▶ [SHORT TASK]:
Copy the data precisely, character for character, and leave out every picture.

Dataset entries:

>> Begin

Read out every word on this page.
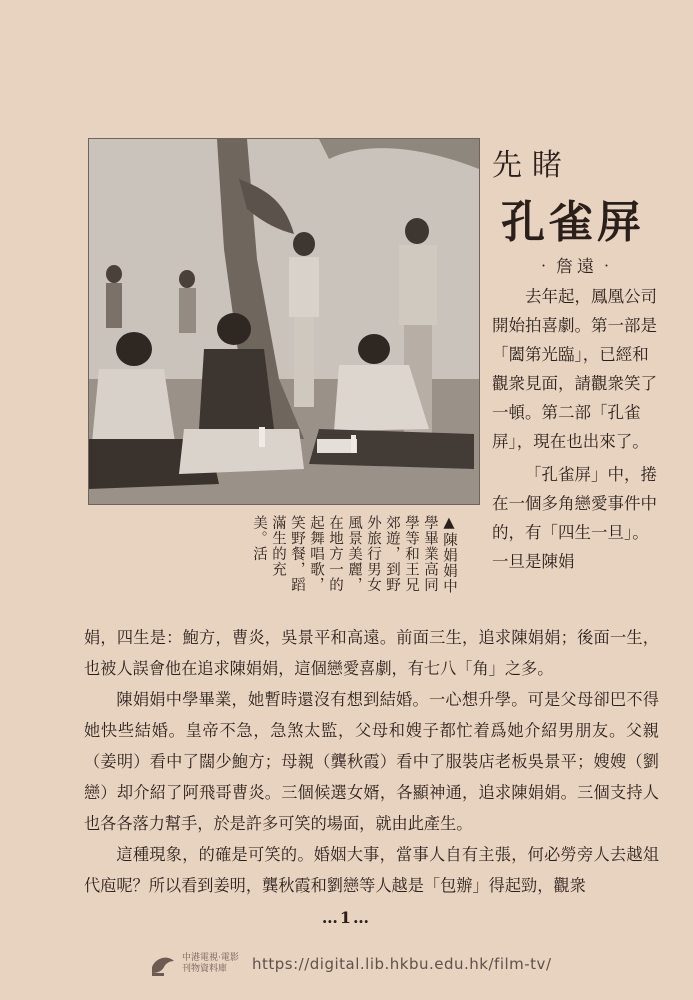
先睹
孔雀屏
‧詹遠‧

去年起，鳳凰公司開始拍喜劇。第一部是「闔第光臨」，已經和觀衆見面，請觀衆笑了一頓。第二部「孔雀屏」，現在也出來了。

「孔雀屏」中，捲在一個多角戀愛事件中的，有「四生一旦」。一旦是陳娟

▲陳娟娟中學畢業高同學等和王兄郊遊，到野外旅行男女風景美麗，在地方一的起舞唱歌，笑野餐，蹈滿生的充美。活

娟，四生是：鮑方，曹炎，吳景平和高遠。前面三生，追求陳娟娟；後面一生，也被人誤會他在追求陳娟娟，這個戀愛喜劇，有七八「角」之多。

陳娟娟中學畢業，她暫時還沒有想到結婚。一心想升學。可是父母卻巴不得她快些結婚。皇帝不急，急煞太監，父母和嫂子都忙着爲她介紹男朋友。父親（姜明）看中了闊少鮑方；母親（龔秋霞）看中了服裝店老板吳景平；嫂嫂（劉戀）却介紹了阿飛哥曹炎。三個候選女婿，各顯神通，追求陳娟娟。三個支持人也各各落力幫手，於是許多可笑的場面，就由此產生。

這種現象，的確是可笑的。婚姻大事，當事人自有主張，何必勞旁人去越俎代庖呢？所以看到姜明，龔秋霞和劉戀等人越是「包辦」得起勁，觀衆

…1…
中港電視‧電影
刊物資料庫	https://digital.lib.hkbu.edu.hk/film-tv/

>> End

▶ [ANSWER IN FULL]:
Read out every word on this page.
先睹
孔雀屏
‧詹遠‧

去年起，鳳凰公司開始拍喜劇。第一部是「闔第光臨」，已經和觀衆見面，請觀衆笑了一頓。第二部「孔雀屏」，現在也出來了。

「孔雀屏」中，捲在一個多角戀愛事件中的，有「四生一旦」。一旦是陳娟

▲陳娟娟中學畢業高同學等和王兄郊遊，到野外旅行男女風景美麗，在地方一的起舞唱歌，笑野餐，蹈滿生的充美。活

娟，四生是：鮑方，曹炎，吳景平和高遠。前面三生，追求陳娟娟；後面一生，也被人誤會他在追求陳娟娟，這個戀愛喜劇，有七八「角」之多。

陳娟娟中學畢業，她暫時還沒有想到結婚。一心想升學。可是父母卻巴不得她快些結婚。皇帝不急，急煞太監，父母和嫂子都忙着爲她介紹男朋友。父親（姜明）看中了闊少鮑方；母親（龔秋霞）看中了服裝店老板吳景平；嫂嫂（劉戀）却介紹了阿飛哥曹炎。三個候選女婿，各顯神通，追求陳娟娟。三個支持人也各各落力幫手，於是許多可笑的場面，就由此產生。

這種現象，的確是可笑的。婚姻大事，當事人自有主張，何必勞旁人去越俎代庖呢？所以看到姜明，龔秋霞和劉戀等人越是「包辦」得起勁，觀衆

…1…
中港電視‧電影
刊物資料庫	https://digital.lib.hkbu.edu.hk/film-tv/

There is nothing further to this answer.